DATA SUPPLIED →
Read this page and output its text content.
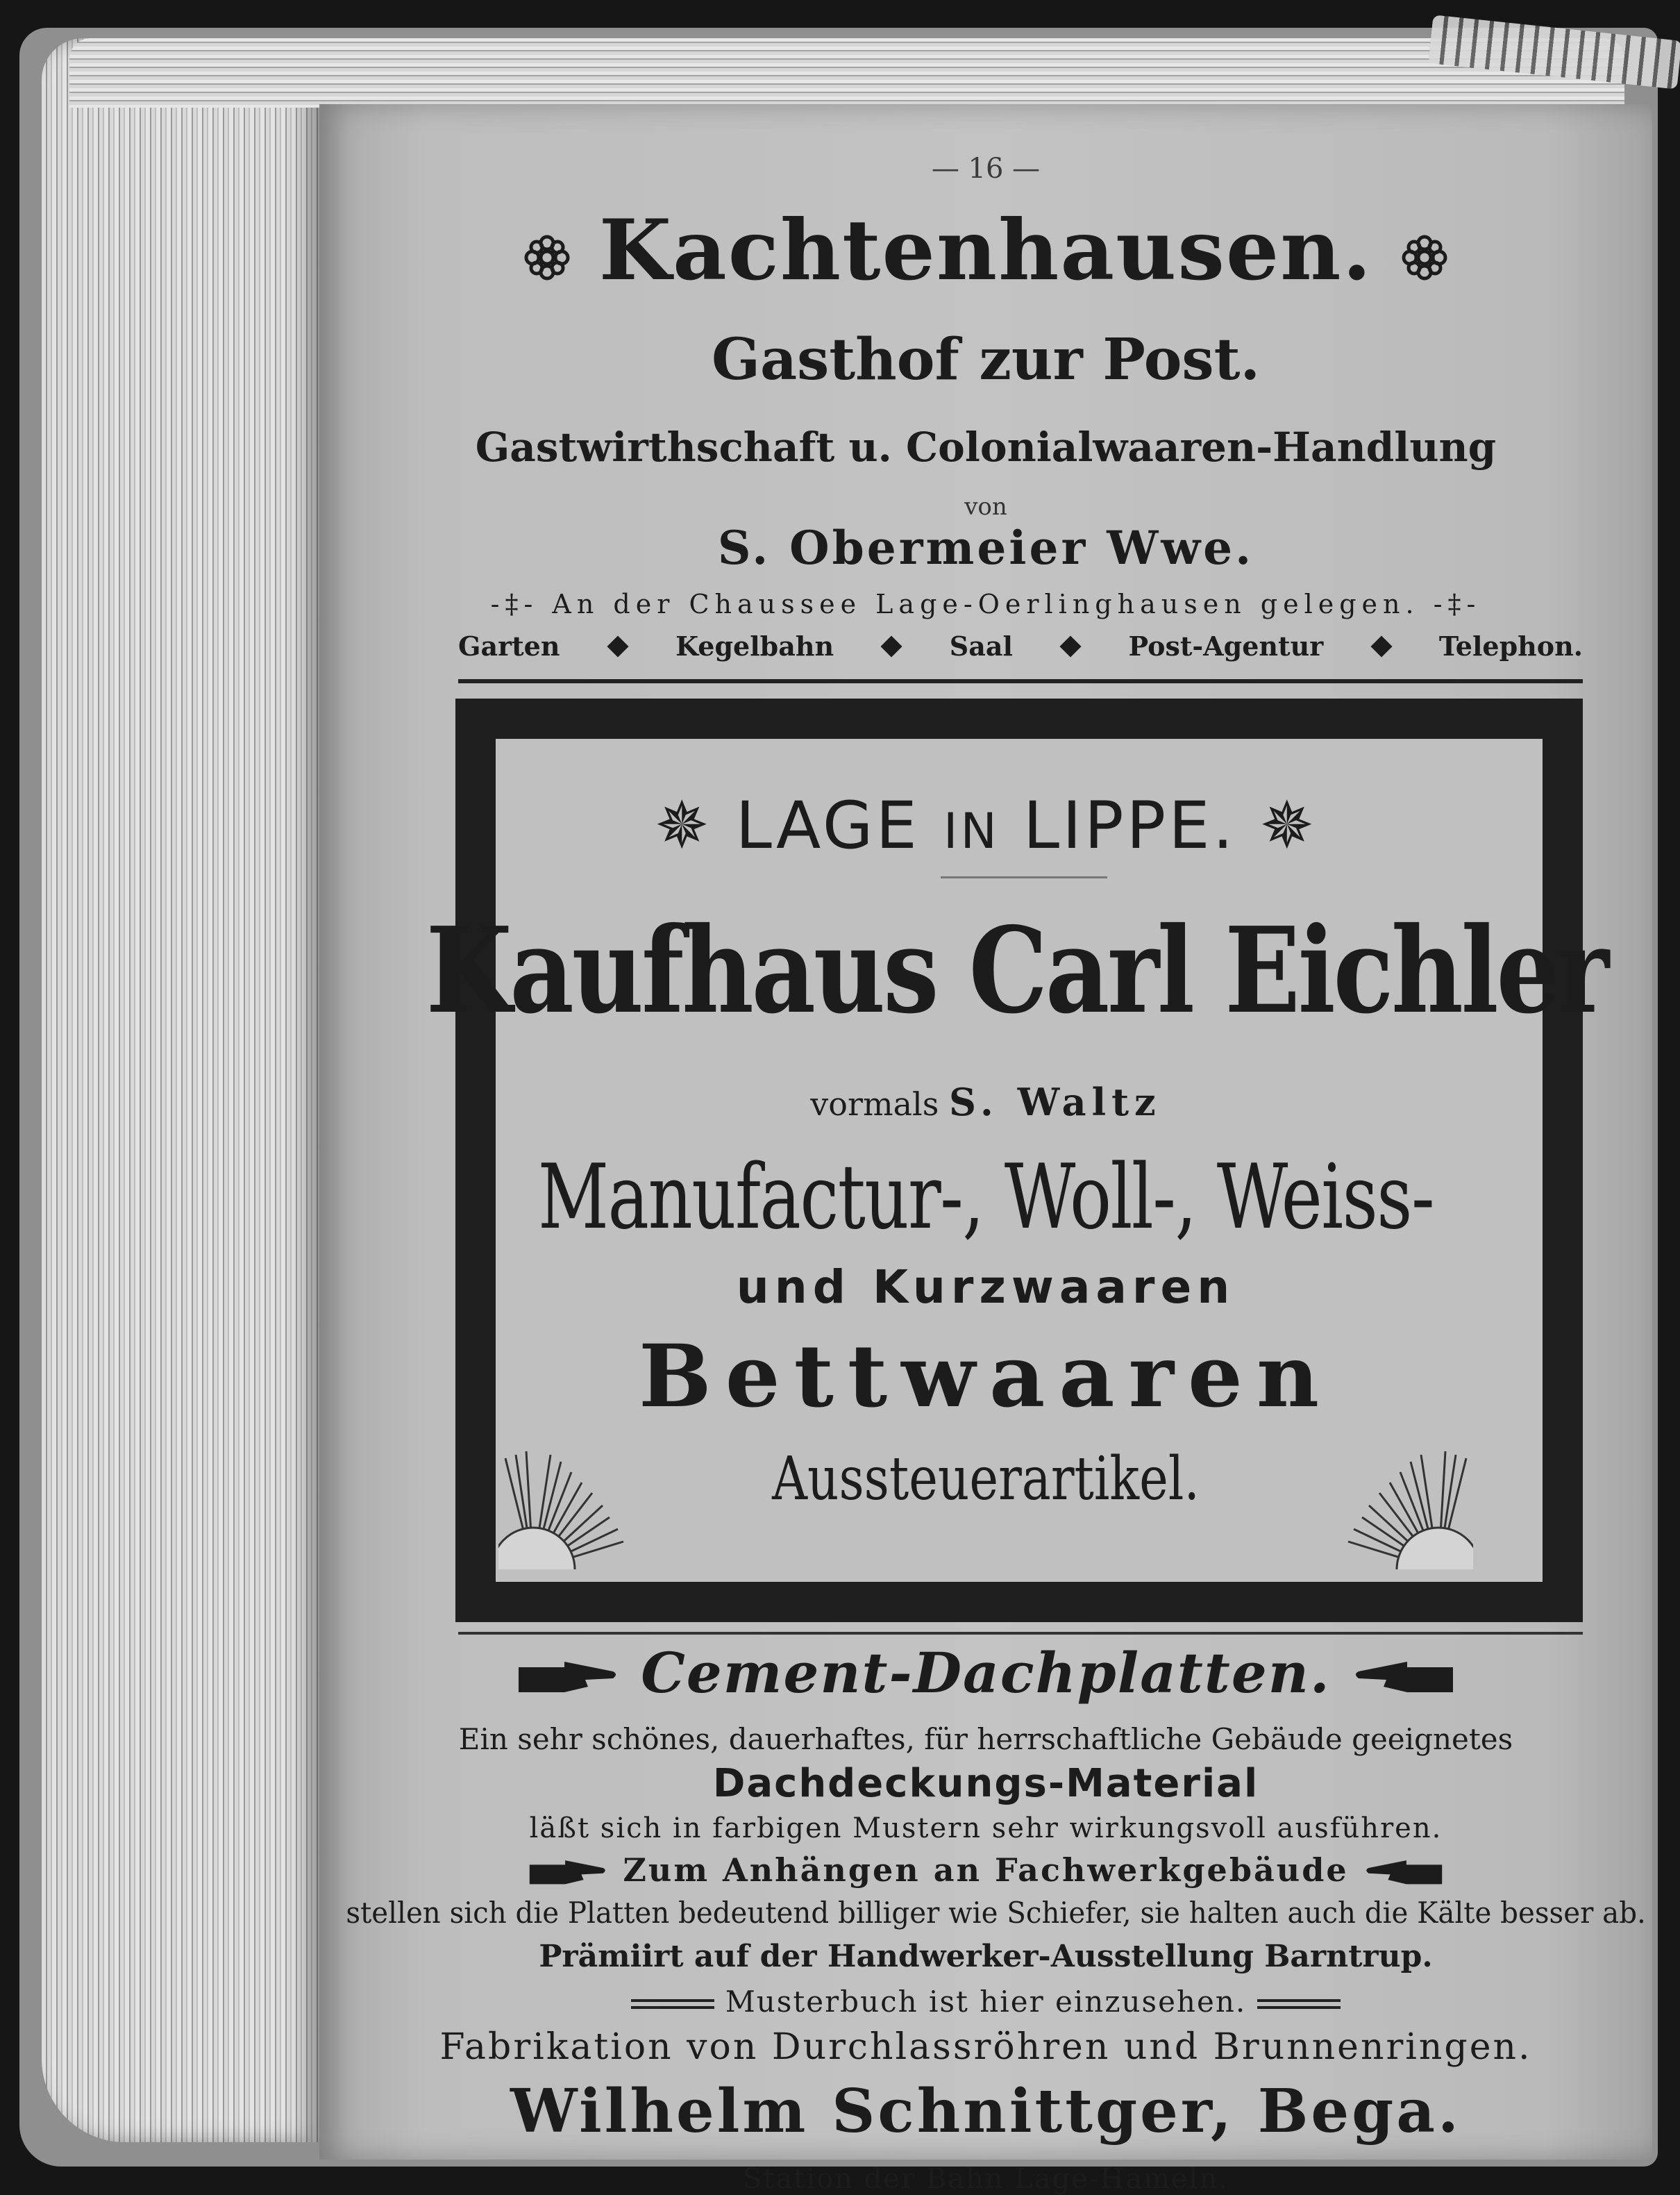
— 16 —
Kachtenhausen.
Gasthof zur Post.
Gastwirthschaft u. Colonialwaaren-Handlung
von
S. Obermeier Wwe.
-‡- An der Chaussee Lage-Oerlinghausen gelegen. -‡-
Garten	Kegelbahn	Saal	Post-Agentur	Telephon.
✵ LAGE IN LIPPE. ✵
Kaufhaus Carl Eichler
vormals S. Waltz
Manufactur-, Woll-, Weiss-
und Kurzwaaren
Bettwaaren
Aussteuerartikel.
Cement-Dachplatten.
Ein sehr schönes, dauerhaftes, für herrschaftliche Gebäude geeignetes
Dachdeckungs-Material
läßt sich in farbigen Mustern sehr wirkungsvoll ausführen.
Zum Anhängen an Fachwerkgebäude
stellen sich die Platten bedeutend billiger wie Schiefer, sie halten auch die Kälte besser ab.
Prämiirt auf der Handwerker-Ausstellung Barntrup.
Musterbuch ist hier einzusehen.
Fabrikation von Durchlassröhren und Brunnenringen.
Wilhelm Schnittger, Bega.
Station der Bahn Lage-Hameln.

EXERCISE DESCRIPTION → In this exercise, set down all of the data exactly, without the pictures.

EXPECTED ANSWER →
Read this page and output its text content.
— 16 —
Kachtenhausen.
Gasthof zur Post.
Gastwirthschaft u. Colonialwaaren-Handlung
von
S. Obermeier Wwe.
-‡- An der Chaussee Lage-Oerlinghausen gelegen. -‡-
Garten	Kegelbahn	Saal	Post-Agentur	Telephon.
✵ LAGE IN LIPPE. ✵
Kaufhaus Carl Eichler
vormals S. Waltz
Manufactur-, Woll-, Weiss-
und Kurzwaaren
Bettwaaren
Aussteuerartikel.
Cement-Dachplatten.
Ein sehr schönes, dauerhaftes, für herrschaftliche Gebäude geeignetes
Dachdeckungs-Material
läßt sich in farbigen Mustern sehr wirkungsvoll ausführen.
Zum Anhängen an Fachwerkgebäude
stellen sich die Platten bedeutend billiger wie Schiefer, sie halten auch die Kälte besser ab.
Prämiirt auf der Handwerker-Ausstellung Barntrup.
Musterbuch ist hier einzusehen.
Fabrikation von Durchlassröhren und Brunnenringen.
Wilhelm Schnittger, Bega.
Station der Bahn Lage-Hameln.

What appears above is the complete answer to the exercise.